Collected data entries
★ ★ ★ ★ ★

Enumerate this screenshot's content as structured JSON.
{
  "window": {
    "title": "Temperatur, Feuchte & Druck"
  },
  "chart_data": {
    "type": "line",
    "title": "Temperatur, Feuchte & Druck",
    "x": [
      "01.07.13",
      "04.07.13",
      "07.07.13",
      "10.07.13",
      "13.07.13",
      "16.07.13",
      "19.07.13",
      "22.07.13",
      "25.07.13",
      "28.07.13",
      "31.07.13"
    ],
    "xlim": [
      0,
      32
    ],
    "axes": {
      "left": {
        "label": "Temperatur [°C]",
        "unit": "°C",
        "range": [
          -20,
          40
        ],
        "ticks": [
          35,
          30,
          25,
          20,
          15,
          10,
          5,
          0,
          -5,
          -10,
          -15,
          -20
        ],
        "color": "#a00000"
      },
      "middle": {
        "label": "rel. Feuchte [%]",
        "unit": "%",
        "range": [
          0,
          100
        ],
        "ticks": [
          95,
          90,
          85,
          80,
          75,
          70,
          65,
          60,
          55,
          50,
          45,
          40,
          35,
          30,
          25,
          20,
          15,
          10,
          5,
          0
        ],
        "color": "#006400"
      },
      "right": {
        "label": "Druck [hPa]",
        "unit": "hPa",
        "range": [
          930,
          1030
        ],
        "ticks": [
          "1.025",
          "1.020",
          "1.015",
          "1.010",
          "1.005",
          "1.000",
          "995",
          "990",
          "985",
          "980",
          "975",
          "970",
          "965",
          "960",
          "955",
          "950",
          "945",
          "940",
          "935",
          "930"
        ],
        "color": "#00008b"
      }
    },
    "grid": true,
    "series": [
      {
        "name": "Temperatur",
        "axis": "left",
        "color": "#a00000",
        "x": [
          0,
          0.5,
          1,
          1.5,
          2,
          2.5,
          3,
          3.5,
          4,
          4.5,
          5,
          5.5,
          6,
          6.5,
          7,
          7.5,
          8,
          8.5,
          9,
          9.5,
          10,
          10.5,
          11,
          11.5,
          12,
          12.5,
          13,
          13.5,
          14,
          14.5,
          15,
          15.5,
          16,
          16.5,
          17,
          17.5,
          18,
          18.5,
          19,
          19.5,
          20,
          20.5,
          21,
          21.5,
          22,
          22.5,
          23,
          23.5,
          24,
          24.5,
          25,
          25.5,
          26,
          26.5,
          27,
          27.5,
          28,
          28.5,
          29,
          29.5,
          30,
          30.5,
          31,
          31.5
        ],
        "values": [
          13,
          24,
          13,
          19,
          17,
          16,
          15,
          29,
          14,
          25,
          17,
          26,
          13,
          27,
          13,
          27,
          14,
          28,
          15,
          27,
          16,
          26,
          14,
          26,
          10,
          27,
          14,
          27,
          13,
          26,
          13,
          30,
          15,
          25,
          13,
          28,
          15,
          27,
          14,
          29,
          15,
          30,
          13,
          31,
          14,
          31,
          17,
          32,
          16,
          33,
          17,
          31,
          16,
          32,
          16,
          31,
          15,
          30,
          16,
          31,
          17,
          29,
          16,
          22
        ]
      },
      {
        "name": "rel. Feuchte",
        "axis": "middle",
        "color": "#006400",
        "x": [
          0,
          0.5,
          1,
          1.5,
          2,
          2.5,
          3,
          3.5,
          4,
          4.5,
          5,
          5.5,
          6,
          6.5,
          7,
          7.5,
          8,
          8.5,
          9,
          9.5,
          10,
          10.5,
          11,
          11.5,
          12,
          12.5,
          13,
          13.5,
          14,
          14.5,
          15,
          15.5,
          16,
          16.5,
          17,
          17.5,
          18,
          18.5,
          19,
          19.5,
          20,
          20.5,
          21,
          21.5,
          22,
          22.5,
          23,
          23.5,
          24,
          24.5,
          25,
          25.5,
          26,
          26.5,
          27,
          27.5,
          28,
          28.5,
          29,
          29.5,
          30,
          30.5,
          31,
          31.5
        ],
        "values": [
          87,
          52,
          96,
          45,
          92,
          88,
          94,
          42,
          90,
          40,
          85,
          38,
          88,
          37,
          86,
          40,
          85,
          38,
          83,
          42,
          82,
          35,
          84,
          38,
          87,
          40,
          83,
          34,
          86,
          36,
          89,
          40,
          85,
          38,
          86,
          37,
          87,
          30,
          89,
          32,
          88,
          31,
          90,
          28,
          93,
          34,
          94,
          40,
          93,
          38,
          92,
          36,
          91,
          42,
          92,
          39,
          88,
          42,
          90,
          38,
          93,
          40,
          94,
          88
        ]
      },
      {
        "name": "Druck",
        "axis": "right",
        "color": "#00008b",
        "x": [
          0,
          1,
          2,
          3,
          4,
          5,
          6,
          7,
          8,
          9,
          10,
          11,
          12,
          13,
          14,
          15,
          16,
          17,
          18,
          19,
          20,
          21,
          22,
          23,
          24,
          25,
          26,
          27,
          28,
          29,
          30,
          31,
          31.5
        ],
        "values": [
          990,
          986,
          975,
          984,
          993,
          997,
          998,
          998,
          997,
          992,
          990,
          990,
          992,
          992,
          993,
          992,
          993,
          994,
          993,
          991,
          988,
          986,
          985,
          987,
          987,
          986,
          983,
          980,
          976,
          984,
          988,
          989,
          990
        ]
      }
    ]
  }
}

★ ★ ★ ★ ★

▸ **REQUIRED TASK**
Print the listing above in full, exactly as it is.

▸ **FINAL RESULT**
Enumerate this screenshot's content as structured JSON.
{
  "window": {
    "title": "Temperatur, Feuchte & Druck"
  },
  "chart_data": {
    "type": "line",
    "title": "Temperatur, Feuchte & Druck",
    "x": [
      "01.07.13",
      "04.07.13",
      "07.07.13",
      "10.07.13",
      "13.07.13",
      "16.07.13",
      "19.07.13",
      "22.07.13",
      "25.07.13",
      "28.07.13",
      "31.07.13"
    ],
    "xlim": [
      0,
      32
    ],
    "axes": {
      "left": {
        "label": "Temperatur [°C]",
        "unit": "°C",
        "range": [
          -20,
          40
        ],
        "ticks": [
          35,
          30,
          25,
          20,
          15,
          10,
          5,
          0,
          -5,
          -10,
          -15,
          -20
        ],
        "color": "#a00000"
      },
      "middle": {
        "label": "rel. Feuchte [%]",
        "unit": "%",
        "range": [
          0,
          100
        ],
        "ticks": [
          95,
          90,
          85,
          80,
          75,
          70,
          65,
          60,
          55,
          50,
          45,
          40,
          35,
          30,
          25,
          20,
          15,
          10,
          5,
          0
        ],
        "color": "#006400"
      },
      "right": {
        "label": "Druck [hPa]",
        "unit": "hPa",
        "range": [
          930,
          1030
        ],
        "ticks": [
          "1.025",
          "1.020",
          "1.015",
          "1.010",
          "1.005",
          "1.000",
          "995",
          "990",
          "985",
          "980",
          "975",
          "970",
          "965",
          "960",
          "955",
          "950",
          "945",
          "940",
          "935",
          "930"
        ],
        "color": "#00008b"
      }
    },
    "grid": true,
    "series": [
      {
        "name": "Temperatur",
        "axis": "left",
        "color": "#a00000",
        "x": [
          0,
          0.5,
          1,
          1.5,
          2,
          2.5,
          3,
          3.5,
          4,
          4.5,
          5,
          5.5,
          6,
          6.5,
          7,
          7.5,
          8,
          8.5,
          9,
          9.5,
          10,
          10.5,
          11,
          11.5,
          12,
          12.5,
          13,
          13.5,
          14,
          14.5,
          15,
          15.5,
          16,
          16.5,
          17,
          17.5,
          18,
          18.5,
          19,
          19.5,
          20,
          20.5,
          21,
          21.5,
          22,
          22.5,
          23,
          23.5,
          24,
          24.5,
          25,
          25.5,
          26,
          26.5,
          27,
          27.5,
          28,
          28.5,
          29,
          29.5,
          30,
          30.5,
          31,
          31.5
        ],
        "values": [
          13,
          24,
          13,
          19,
          17,
          16,
          15,
          29,
          14,
          25,
          17,
          26,
          13,
          27,
          13,
          27,
          14,
          28,
          15,
          27,
          16,
          26,
          14,
          26,
          10,
          27,
          14,
          27,
          13,
          26,
          13,
          30,
          15,
          25,
          13,
          28,
          15,
          27,
          14,
          29,
          15,
          30,
          13,
          31,
          14,
          31,
          17,
          32,
          16,
          33,
          17,
          31,
          16,
          32,
          16,
          31,
          15,
          30,
          16,
          31,
          17,
          29,
          16,
          22
        ]
      },
      {
        "name": "rel. Feuchte",
        "axis": "middle",
        "color": "#006400",
        "x": [
          0,
          0.5,
          1,
          1.5,
          2,
          2.5,
          3,
          3.5,
          4,
          4.5,
          5,
          5.5,
          6,
          6.5,
          7,
          7.5,
          8,
          8.5,
          9,
          9.5,
          10,
          10.5,
          11,
          11.5,
          12,
          12.5,
          13,
          13.5,
          14,
          14.5,
          15,
          15.5,
          16,
          16.5,
          17,
          17.5,
          18,
          18.5,
          19,
          19.5,
          20,
          20.5,
          21,
          21.5,
          22,
          22.5,
          23,
          23.5,
          24,
          24.5,
          25,
          25.5,
          26,
          26.5,
          27,
          27.5,
          28,
          28.5,
          29,
          29.5,
          30,
          30.5,
          31,
          31.5
        ],
        "values": [
          87,
          52,
          96,
          45,
          92,
          88,
          94,
          42,
          90,
          40,
          85,
          38,
          88,
          37,
          86,
          40,
          85,
          38,
          83,
          42,
          82,
          35,
          84,
          38,
          87,
          40,
          83,
          34,
          86,
          36,
          89,
          40,
          85,
          38,
          86,
          37,
          87,
          30,
          89,
          32,
          88,
          31,
          90,
          28,
          93,
          34,
          94,
          40,
          93,
          38,
          92,
          36,
          91,
          42,
          92,
          39,
          88,
          42,
          90,
          38,
          93,
          40,
          94,
          88
        ]
      },
      {
        "name": "Druck",
        "axis": "right",
        "color": "#00008b",
        "x": [
          0,
          1,
          2,
          3,
          4,
          5,
          6,
          7,
          8,
          9,
          10,
          11,
          12,
          13,
          14,
          15,
          16,
          17,
          18,
          19,
          20,
          21,
          22,
          23,
          24,
          25,
          26,
          27,
          28,
          29,
          30,
          31,
          31.5
        ],
        "values": [
          990,
          986,
          975,
          984,
          993,
          997,
          998,
          998,
          997,
          992,
          990,
          990,
          992,
          992,
          993,
          992,
          993,
          994,
          993,
          991,
          988,
          986,
          985,
          987,
          987,
          986,
          983,
          980,
          976,
          984,
          988,
          989,
          990
        ]
      }
    ]
  }
}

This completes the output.